BEGIN

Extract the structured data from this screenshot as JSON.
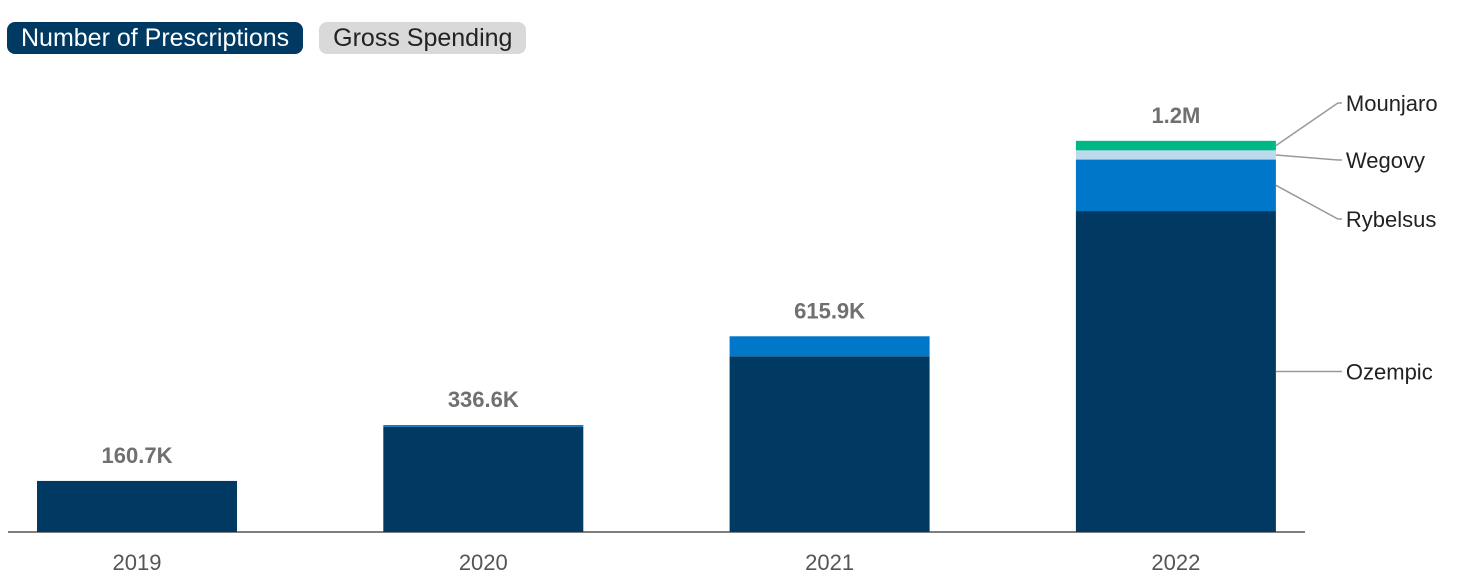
{
  "tabs": [
    {
      "label": "Number of Prescriptions",
      "active": true
    },
    {
      "label": "Gross Spending",
      "active": false
    }
  ],
  "chart_data": {
    "type": "bar",
    "stacked": true,
    "categories": [
      "2019",
      "2020",
      "2021",
      "2022"
    ],
    "totals_labels": [
      "160.7K",
      "336.6K",
      "615.9K",
      "1.2M"
    ],
    "series": [
      {
        "name": "Ozempic",
        "color": "#003a63",
        "values": [
          160700,
          331000,
          553000,
          1010000
        ]
      },
      {
        "name": "Rybelsus",
        "color": "#0077c8",
        "values": [
          0,
          5600,
          62900,
          162000
        ]
      },
      {
        "name": "Wegovy",
        "color": "#bcd9ee",
        "values": [
          0,
          0,
          0,
          29000
        ]
      },
      {
        "name": "Mounjaro",
        "color": "#00b886",
        "values": [
          0,
          0,
          0,
          30000
        ]
      }
    ],
    "ylim": [
      0,
      1350000
    ],
    "gridlines": false,
    "legend": "right"
  }
}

END

=== What is being asked ===
Across all the entries, count the lines that contain the word "color" and give the number by itself.

=== Answer below ===
4